Retype all of the data exactly as given.

>> begin Input records

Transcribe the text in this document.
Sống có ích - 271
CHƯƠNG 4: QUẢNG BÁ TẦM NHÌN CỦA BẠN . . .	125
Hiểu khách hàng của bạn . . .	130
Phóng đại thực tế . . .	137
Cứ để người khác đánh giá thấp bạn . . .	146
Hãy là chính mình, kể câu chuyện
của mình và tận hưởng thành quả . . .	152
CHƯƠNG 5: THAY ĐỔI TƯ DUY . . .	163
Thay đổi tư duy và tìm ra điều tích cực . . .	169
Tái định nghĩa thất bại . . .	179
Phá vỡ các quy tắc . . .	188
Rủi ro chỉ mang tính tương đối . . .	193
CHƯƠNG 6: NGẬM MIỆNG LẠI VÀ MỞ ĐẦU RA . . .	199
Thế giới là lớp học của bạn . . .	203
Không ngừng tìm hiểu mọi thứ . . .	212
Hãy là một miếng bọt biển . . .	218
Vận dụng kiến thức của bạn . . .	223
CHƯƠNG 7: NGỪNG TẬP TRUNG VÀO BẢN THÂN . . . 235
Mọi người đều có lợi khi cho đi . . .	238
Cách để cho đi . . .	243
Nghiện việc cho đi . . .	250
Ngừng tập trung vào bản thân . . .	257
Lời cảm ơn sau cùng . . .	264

>> end Input records

» **Exercise answer**:
Transcribe the text in this document.
Sống có ích - 271
CHƯƠNG 4: QUẢNG BÁ TẦM NHÌN CỦA BẠN . . .	125
Hiểu khách hàng của bạn . . .	130
Phóng đại thực tế . . .	137
Cứ để người khác đánh giá thấp bạn . . .	146
Hãy là chính mình, kể câu chuyện
của mình và tận hưởng thành quả . . .	152
CHƯƠNG 5: THAY ĐỔI TƯ DUY . . .	163
Thay đổi tư duy và tìm ra điều tích cực . . .	169
Tái định nghĩa thất bại . . .	179
Phá vỡ các quy tắc . . .	188
Rủi ro chỉ mang tính tương đối . . .	193
CHƯƠNG 6: NGẬM MIỆNG LẠI VÀ MỞ ĐẦU RA . . .	199
Thế giới là lớp học của bạn . . .	203
Không ngừng tìm hiểu mọi thứ . . .	212
Hãy là một miếng bọt biển . . .	218
Vận dụng kiến thức của bạn . . .	223
CHƯƠNG 7: NGỪNG TẬP TRUNG VÀO BẢN THÂN . . . 235
Mọi người đều có lợi khi cho đi . . .	238
Cách để cho đi . . .	243
Nghiện việc cho đi . . .	250
Ngừng tập trung vào bản thân . . .	257
Lời cảm ơn sau cùng . . .	264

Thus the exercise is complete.